• _Reading text_:
────────────────────────────────────────

Waterford IT GAA is the GAA club of the Waterford Institute of Technology, established in 1981. Its hurling team play in the Fitzgibbon Cup and Waterford Crystal Cup as well as Higher Education Leagues. Its football team play in the Sigerson Cup and McGrath Cup as well as Higher Education Leagues. It's camogie team competes in the Ashbourne Cup. The ladies Gaelic football team has competed in the O'Connor Cup.

History
In 1981, Waterford IT GAA consisted of one hurling team playing in Division 3. Today, it has sixteen teams competing in twenty-two competitions in the third level education sector. Teams from Waterford IT have won a total of 71 titles, including: Division 1 Hurling titles, Fitzgibbon Cup trophies, Fresher 1 and Fresher 2 All-Irelands. Ashbourne Cup, Purcell Cups, Division 1 Leagues and numerous men's and Ladies Football titles. Since its foundation, the club has won at least one major title every year. Recent titles include the Fitzgibbon cup in 2003, 2004 and 2006, the Ashbourne cup in 2001, fresher Camogie All-Ireland in 2005, the Division 3 ladies football in 2003, the fresher hurling All-Ireland in 2006 and the fresher hurling and Camogie All-Ireland shield in 2007.

────────────────────────────────────────

• _Stored rows_:
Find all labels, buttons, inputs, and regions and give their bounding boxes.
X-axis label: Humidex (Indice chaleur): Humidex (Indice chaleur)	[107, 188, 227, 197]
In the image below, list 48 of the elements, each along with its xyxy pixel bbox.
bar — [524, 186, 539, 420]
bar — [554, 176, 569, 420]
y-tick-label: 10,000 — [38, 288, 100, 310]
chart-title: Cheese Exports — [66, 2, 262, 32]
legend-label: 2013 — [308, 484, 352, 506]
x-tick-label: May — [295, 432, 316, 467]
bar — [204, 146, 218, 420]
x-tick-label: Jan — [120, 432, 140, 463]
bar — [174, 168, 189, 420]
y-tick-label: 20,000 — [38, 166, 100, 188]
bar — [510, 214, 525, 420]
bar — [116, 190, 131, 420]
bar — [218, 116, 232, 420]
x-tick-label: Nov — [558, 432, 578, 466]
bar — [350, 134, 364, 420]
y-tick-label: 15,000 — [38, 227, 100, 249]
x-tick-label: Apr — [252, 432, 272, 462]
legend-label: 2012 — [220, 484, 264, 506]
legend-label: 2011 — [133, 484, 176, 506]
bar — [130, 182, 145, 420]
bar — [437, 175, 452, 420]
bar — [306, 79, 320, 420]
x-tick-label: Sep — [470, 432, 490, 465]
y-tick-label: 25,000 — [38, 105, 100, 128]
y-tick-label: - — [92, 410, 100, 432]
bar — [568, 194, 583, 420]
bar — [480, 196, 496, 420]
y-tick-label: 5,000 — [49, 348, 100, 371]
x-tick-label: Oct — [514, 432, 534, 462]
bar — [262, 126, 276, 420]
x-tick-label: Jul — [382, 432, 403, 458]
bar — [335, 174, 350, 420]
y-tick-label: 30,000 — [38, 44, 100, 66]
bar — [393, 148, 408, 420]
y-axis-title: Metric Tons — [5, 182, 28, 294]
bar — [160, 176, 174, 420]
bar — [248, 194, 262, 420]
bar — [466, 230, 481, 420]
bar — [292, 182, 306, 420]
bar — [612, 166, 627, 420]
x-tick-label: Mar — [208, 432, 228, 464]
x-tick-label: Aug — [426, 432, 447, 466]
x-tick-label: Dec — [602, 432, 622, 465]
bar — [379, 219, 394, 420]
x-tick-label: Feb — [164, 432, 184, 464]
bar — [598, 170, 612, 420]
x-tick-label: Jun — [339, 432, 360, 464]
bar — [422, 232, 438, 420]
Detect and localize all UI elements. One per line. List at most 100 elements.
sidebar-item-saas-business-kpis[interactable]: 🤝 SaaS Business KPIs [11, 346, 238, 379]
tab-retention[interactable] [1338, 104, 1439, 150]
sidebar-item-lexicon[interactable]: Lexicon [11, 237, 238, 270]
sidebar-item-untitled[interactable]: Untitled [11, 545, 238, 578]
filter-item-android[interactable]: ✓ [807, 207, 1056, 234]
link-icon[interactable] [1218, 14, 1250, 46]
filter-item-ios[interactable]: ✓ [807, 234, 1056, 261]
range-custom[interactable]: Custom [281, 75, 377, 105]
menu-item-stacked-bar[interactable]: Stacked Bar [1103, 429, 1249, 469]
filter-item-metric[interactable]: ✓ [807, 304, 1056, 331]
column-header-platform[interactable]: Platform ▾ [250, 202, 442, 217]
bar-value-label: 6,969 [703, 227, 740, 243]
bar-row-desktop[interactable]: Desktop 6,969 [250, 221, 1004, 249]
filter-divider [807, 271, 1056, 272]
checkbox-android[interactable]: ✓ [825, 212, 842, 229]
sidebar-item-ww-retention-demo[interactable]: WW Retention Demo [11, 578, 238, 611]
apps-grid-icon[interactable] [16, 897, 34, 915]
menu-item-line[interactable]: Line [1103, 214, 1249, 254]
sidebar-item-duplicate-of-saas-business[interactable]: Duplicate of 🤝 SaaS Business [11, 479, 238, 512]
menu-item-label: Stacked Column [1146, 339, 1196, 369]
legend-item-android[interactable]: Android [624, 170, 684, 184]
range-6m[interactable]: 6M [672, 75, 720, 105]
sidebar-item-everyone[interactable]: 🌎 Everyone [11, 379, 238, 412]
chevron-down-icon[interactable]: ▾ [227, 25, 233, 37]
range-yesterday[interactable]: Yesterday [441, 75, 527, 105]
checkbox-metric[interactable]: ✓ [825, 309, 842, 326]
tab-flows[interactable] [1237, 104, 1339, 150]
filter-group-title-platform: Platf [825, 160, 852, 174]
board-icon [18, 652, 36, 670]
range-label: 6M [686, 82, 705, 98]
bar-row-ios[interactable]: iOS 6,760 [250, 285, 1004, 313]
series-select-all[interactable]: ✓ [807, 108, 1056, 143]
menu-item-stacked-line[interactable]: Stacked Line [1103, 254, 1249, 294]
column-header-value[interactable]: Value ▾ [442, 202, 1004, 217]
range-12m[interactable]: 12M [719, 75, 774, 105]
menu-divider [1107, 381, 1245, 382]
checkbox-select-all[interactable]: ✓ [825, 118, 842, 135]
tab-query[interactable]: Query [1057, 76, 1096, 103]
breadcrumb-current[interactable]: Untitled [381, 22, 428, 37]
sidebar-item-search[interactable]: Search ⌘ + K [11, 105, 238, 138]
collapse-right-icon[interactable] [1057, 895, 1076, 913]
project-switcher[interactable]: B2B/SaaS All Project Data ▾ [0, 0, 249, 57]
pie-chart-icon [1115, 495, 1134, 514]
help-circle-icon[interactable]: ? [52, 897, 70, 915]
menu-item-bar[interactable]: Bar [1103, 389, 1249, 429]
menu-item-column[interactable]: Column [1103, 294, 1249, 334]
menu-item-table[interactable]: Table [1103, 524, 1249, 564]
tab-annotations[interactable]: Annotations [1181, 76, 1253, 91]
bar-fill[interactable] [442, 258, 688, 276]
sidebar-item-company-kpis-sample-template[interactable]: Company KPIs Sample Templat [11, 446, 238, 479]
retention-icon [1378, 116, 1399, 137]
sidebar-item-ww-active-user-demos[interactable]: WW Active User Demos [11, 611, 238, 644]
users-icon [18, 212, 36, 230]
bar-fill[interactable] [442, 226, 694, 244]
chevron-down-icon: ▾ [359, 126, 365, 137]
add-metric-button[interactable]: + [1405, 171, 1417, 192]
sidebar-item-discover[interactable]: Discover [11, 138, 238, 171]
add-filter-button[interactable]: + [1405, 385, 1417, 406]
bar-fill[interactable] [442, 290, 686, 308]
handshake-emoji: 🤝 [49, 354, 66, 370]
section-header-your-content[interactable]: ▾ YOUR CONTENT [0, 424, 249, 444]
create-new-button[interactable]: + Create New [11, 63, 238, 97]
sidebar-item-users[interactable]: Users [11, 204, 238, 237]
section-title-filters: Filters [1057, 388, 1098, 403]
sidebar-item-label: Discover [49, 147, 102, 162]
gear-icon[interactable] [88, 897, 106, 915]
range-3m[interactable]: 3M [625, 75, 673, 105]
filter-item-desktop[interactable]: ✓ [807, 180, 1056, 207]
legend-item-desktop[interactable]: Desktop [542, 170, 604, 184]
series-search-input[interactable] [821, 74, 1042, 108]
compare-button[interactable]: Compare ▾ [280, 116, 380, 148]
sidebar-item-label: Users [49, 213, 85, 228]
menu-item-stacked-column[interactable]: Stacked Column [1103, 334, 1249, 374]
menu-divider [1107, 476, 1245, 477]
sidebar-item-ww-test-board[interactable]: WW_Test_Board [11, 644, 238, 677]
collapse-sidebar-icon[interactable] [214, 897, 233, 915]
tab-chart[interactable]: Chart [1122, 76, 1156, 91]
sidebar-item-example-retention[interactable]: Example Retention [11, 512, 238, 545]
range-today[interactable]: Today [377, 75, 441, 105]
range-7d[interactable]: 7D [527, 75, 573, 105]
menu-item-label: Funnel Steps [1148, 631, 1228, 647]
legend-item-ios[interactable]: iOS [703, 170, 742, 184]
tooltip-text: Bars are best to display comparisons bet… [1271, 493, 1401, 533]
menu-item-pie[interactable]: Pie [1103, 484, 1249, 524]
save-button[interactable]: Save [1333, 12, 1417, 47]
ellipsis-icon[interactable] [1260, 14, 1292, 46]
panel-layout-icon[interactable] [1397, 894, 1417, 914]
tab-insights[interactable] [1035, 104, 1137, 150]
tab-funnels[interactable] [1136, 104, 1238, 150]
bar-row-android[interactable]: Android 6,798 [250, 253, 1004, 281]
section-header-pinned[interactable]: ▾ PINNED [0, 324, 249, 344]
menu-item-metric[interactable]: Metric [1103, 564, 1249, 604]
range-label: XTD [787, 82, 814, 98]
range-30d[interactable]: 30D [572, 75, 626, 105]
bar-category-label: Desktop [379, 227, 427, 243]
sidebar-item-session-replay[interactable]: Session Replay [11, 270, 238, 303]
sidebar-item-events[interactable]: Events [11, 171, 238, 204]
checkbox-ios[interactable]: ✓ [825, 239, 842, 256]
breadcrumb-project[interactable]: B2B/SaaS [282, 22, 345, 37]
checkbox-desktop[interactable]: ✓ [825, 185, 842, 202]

────────────────────────────────────────

• _Directive 1_: According to the Waterford IT GAA text, how many titles have the club's teams won in total?
• _Directive 2_: Summarize the Waterford IT GAA text in two sentences.
• _Directive 3_: From the Waterford IT GAA text, lift out word for word the passage that opens with the words containing "Waterford IT GAA is" and closes with "the O'Connor Cup.".

• _Expected answer 1_: 71 titles.

• _Expected answer 2_: Waterford IT GAA, the GAA club of the Waterford Institute of Technology, was established in 1981 with one hurling team and now has sixteen teams competing in twenty-two third-level competitions, including the Fitzgibbon, Sigerson, Ashbourne and O'Connor Cups. Its teams have won a total of 71 titles, and the club has won at least one major title every year since its foundation.

• _Expected answer 3_:
Waterford IT GAA is the GAA club of the Waterford Institute of Technology, established in 1981. Its hurling team play in the Fitzgibbon Cup and Waterford Crystal Cup as well as Higher Education Leagues. Its football team play in the Sigerson Cup and McGrath Cup as well as Higher Education Leagues. It's camogie team competes in the Ashbourne Cup. The ladies Gaelic football team has competed in the O'Connor Cup.